[Extracted records]
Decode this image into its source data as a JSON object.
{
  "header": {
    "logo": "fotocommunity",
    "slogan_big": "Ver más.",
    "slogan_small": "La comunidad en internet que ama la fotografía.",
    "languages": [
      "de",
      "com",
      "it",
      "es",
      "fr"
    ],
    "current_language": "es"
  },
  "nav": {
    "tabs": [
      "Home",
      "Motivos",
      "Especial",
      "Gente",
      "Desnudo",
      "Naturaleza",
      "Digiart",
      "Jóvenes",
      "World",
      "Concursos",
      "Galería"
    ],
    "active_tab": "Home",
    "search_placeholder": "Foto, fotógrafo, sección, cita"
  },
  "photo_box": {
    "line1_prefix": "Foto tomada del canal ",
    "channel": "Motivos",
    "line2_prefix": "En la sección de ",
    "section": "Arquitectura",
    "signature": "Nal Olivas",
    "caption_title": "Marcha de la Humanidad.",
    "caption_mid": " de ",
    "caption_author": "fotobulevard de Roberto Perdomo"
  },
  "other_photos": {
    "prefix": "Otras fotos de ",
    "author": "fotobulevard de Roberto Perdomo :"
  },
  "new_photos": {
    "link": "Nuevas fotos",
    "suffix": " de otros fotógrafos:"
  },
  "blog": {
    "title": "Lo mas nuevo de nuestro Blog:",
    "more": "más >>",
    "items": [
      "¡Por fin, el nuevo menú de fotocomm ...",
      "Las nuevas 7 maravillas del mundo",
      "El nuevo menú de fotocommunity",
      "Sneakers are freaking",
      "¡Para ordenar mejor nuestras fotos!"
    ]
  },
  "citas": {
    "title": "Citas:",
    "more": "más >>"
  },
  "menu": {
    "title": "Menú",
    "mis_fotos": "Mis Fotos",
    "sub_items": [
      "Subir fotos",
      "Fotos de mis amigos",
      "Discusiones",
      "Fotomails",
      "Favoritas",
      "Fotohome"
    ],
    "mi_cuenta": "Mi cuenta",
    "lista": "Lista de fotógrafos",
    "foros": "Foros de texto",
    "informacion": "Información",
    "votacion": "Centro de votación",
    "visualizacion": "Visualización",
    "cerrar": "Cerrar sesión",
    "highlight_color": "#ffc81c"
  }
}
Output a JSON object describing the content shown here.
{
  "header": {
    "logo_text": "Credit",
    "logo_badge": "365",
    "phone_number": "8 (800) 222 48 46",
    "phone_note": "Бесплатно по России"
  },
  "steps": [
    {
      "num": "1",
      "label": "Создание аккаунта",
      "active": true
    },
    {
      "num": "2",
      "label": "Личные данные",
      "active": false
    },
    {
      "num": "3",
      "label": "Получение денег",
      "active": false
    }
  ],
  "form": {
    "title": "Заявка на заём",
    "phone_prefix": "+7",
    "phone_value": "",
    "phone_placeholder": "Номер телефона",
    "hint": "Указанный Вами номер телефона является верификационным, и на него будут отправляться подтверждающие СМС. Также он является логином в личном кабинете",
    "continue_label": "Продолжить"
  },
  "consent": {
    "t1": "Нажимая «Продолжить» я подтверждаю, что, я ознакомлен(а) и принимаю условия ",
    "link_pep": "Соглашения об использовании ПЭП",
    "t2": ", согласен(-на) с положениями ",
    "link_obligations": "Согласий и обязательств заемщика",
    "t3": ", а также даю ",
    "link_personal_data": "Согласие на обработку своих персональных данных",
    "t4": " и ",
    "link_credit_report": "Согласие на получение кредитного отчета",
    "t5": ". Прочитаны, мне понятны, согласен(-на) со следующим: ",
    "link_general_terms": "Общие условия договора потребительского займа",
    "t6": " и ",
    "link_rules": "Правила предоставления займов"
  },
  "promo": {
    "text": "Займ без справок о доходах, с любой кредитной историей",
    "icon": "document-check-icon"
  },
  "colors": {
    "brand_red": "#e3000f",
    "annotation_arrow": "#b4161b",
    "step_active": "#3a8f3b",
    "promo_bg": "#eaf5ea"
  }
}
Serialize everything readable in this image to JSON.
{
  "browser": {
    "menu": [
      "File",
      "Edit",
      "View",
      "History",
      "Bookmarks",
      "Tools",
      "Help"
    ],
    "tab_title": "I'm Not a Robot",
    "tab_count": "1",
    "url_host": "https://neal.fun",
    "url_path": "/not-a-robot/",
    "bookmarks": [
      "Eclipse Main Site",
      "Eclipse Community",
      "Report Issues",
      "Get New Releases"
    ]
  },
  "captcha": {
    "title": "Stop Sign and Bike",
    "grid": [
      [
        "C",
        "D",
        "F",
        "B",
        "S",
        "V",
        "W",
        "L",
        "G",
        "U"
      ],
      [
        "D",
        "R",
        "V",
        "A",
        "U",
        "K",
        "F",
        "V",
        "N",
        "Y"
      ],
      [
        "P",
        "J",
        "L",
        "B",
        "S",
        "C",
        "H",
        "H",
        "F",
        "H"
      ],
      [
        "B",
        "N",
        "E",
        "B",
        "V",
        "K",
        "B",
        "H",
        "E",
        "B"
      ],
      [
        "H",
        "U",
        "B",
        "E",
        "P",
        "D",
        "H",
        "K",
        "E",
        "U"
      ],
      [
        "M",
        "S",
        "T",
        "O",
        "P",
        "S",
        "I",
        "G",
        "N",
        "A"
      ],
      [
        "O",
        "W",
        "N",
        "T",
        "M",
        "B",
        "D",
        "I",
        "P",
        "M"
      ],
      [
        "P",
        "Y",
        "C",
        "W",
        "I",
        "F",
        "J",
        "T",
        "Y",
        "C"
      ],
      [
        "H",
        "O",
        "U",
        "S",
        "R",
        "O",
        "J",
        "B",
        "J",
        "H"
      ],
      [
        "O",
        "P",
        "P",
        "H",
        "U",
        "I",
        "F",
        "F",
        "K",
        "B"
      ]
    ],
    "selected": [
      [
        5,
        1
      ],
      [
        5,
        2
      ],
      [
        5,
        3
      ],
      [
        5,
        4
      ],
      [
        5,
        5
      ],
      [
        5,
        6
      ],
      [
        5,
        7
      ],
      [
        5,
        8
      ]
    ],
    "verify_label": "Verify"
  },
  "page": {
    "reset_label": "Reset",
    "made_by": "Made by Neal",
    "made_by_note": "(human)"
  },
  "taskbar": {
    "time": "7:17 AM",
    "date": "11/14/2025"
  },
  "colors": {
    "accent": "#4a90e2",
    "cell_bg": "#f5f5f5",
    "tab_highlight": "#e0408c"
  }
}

§ What the task requires:
Search the lines for the string "this" and copy every line that has it.

§ Exercise output:
Decode this image into its source data as a JSON object.
Serialize everything readable in this image to JSON.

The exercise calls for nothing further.